Written instruction: Transcribe each line of the records below exactly, excluding any embedded images.

Exercise input:
**********

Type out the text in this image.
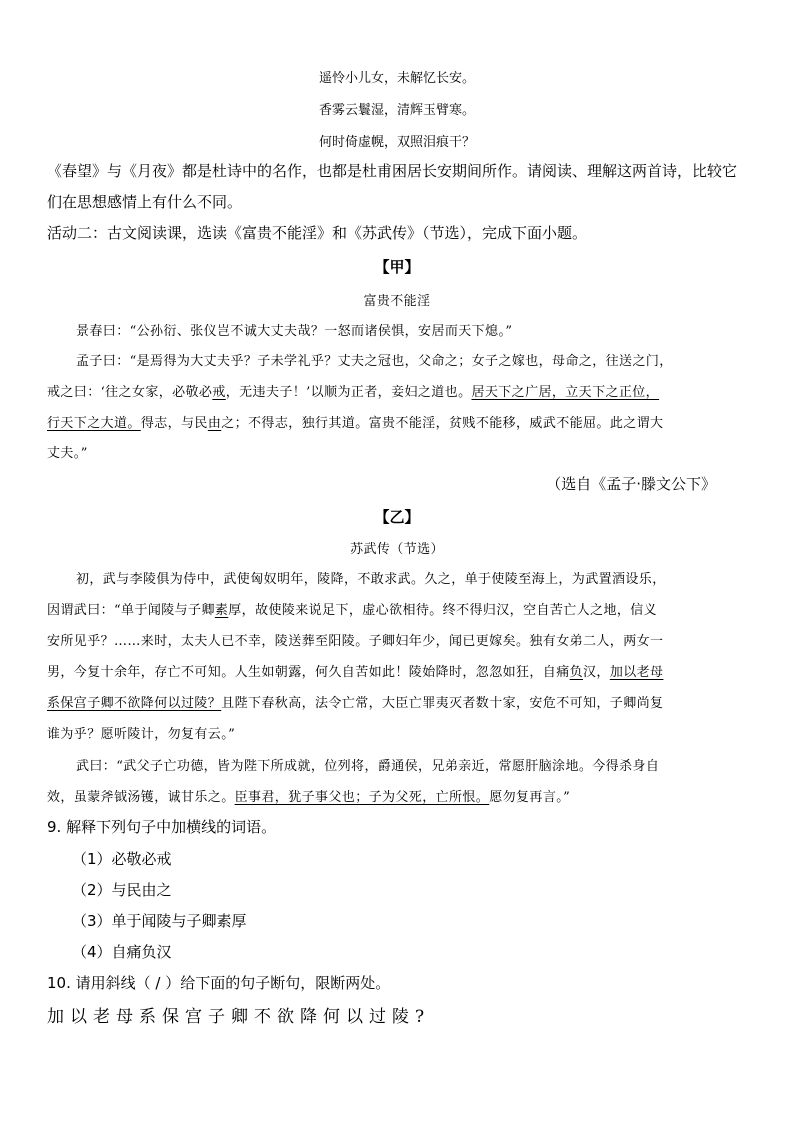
遥怜小儿女，未解忆长安。
香雾云鬟湿，清辉玉臂寒。
何时倚虚幌，双照泪痕干？
《春望》与《月夜》都是杜诗中的名作，也都是杜甫困居长安期间所作。请阅读、理解这两首诗，比较它
们在思想感情上有什么不同。
活动二：古文阅读课，选读《富贵不能淫》和《苏武传》（节选），完成下面小题。
【甲】
富贵不能淫
景春曰：“公孙衍、张仪岂不诚大丈夫哉？一怒而诸侯惧，安居而天下熄。”
孟子曰：“是焉得为大丈夫乎？子未学礼乎？丈夫之冠也，父命之；女子之嫁也，母命之，往送之门，
戒之曰：‘往之女家，必敬必戒，无违夫子！’以顺为正者，妾妇之道也。居天下之广居，立天下之正位，
行天下之大道。得志，与民由之；不得志，独行其道。富贵不能淫，贫贱不能移，威武不能屈。此之谓大
丈夫。”
（选自《孟子·滕文公下》
【乙】
苏武传（节选）
初，武与李陵俱为侍中，武使匈奴明年，陵降，不敢求武。久之，单于使陵至海上，为武置酒设乐，
因谓武曰：“单于闻陵与子卿素厚，故使陵来说足下，虚心欲相待。终不得归汉，空自苦亡人之地，信义
安所见乎？……来时，太夫人已不幸，陵送葬至阳陵。子卿妇年少，闻已更嫁矣。独有女弟二人，两女一
男，今复十余年，存亡不可知。人生如朝露，何久自苦如此！陵始降时，忽忽如狂，自痛负汉，加以老母
系保宫子卿不欲降何以过陵？且陛下春秋高，法令亡常，大臣亡罪夷灭者数十家，安危不可知，子卿尚复
谁为乎？愿听陵计，勿复有云。”
武曰：“武父子亡功德，皆为陛下所成就，位列将，爵通侯，兄弟亲近，常愿肝脑涂地。今得杀身自
效，虽蒙斧钺汤镬，诚甘乐之。臣事君，犹子事父也；子为父死，亡所恨。愿勿复再言。”
9. 解释下列句子中加横线的词语。
（1）必敬必戒
（2）与民由之
（3）单于闻陵与子卿素厚
（4）自痛负汉
10. 请用斜线（ / ）给下面的句子断句，限断两处。
加以老母系保宫子卿不欲降何以过陵?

**********

Solution:
Type out the text in this image.
遥怜小儿女，未解忆长安。
香雾云鬟湿，清辉玉臂寒。
何时倚虚幌，双照泪痕干？
《春望》与《月夜》都是杜诗中的名作，也都是杜甫困居长安期间所作。请阅读、理解这两首诗，比较它
们在思想感情上有什么不同。
活动二：古文阅读课，选读《富贵不能淫》和《苏武传》（节选），完成下面小题。
【甲】
富贵不能淫
景春曰：“公孙衍、张仪岂不诚大丈夫哉？一怒而诸侯惧，安居而天下熄。”
孟子曰：“是焉得为大丈夫乎？子未学礼乎？丈夫之冠也，父命之；女子之嫁也，母命之，往送之门，
戒之曰：‘往之女家，必敬必戒，无违夫子！’以顺为正者，妾妇之道也。居天下之广居，立天下之正位，
行天下之大道。得志，与民由之；不得志，独行其道。富贵不能淫，贫贱不能移，威武不能屈。此之谓大
丈夫。”
（选自《孟子·滕文公下》
【乙】
苏武传（节选）
初，武与李陵俱为侍中，武使匈奴明年，陵降，不敢求武。久之，单于使陵至海上，为武置酒设乐，
因谓武曰：“单于闻陵与子卿素厚，故使陵来说足下，虚心欲相待。终不得归汉，空自苦亡人之地，信义
安所见乎？……来时，太夫人已不幸，陵送葬至阳陵。子卿妇年少，闻已更嫁矣。独有女弟二人，两女一
男，今复十余年，存亡不可知。人生如朝露，何久自苦如此！陵始降时，忽忽如狂，自痛负汉，加以老母
系保宫子卿不欲降何以过陵？且陛下春秋高，法令亡常，大臣亡罪夷灭者数十家，安危不可知，子卿尚复
谁为乎？愿听陵计，勿复有云。”
武曰：“武父子亡功德，皆为陛下所成就，位列将，爵通侯，兄弟亲近，常愿肝脑涂地。今得杀身自
效，虽蒙斧钺汤镬，诚甘乐之。臣事君，犹子事父也；子为父死，亡所恨。愿勿复再言。”
9. 解释下列句子中加横线的词语。
（1）必敬必戒
（2）与民由之
（3）单于闻陵与子卿素厚
（4）自痛负汉
10. 请用斜线（ / ）给下面的句子断句，限断两处。
加以老母系保宫子卿不欲降何以过陵?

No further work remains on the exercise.